◆ Given instruction: Find every line with the word "ScanPotter". Copy those lines.

◆ ◆ ◆

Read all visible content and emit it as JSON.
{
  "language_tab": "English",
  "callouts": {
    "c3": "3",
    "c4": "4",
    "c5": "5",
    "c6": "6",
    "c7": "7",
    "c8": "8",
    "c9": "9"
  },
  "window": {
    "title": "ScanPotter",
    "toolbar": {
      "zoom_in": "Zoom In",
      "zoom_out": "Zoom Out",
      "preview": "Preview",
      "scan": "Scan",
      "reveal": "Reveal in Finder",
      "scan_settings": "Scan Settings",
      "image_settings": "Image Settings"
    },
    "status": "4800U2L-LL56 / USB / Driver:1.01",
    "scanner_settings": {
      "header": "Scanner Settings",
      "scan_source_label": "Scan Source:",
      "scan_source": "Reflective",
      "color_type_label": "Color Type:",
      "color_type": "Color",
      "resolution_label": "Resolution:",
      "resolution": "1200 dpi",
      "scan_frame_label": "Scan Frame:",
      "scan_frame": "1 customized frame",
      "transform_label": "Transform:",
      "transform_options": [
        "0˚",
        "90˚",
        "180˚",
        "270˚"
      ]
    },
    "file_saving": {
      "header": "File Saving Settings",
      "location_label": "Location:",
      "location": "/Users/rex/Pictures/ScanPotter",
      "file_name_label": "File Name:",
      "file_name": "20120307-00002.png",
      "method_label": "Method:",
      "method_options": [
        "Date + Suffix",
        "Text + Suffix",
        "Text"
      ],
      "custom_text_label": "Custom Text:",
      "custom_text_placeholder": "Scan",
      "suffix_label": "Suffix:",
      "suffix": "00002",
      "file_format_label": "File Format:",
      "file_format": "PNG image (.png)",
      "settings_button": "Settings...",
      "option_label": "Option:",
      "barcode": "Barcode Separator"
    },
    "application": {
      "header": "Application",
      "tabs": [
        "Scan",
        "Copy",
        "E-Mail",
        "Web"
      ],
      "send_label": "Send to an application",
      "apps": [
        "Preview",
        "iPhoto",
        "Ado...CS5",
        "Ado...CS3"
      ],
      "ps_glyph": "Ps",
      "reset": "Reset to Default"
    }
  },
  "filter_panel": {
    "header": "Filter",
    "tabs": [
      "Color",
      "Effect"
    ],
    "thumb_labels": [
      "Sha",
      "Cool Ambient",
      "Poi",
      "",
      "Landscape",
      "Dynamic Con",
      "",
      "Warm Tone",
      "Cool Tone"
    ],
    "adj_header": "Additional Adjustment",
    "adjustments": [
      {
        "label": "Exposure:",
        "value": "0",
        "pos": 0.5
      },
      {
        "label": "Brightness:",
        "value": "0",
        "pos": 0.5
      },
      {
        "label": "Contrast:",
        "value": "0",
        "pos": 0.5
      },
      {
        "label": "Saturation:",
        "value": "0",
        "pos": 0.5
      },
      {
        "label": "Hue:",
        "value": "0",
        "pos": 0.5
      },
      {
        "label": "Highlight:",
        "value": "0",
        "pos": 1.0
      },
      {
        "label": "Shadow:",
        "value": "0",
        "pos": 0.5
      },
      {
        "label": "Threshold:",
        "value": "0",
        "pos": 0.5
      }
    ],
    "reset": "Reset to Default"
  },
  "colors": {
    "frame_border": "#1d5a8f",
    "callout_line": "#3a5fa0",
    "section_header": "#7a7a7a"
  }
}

◆ ◆ ◆

◆ Result of this task:
    "title": "ScanPotter",
      "location": "/Users/rex/Pictures/ScanPotter",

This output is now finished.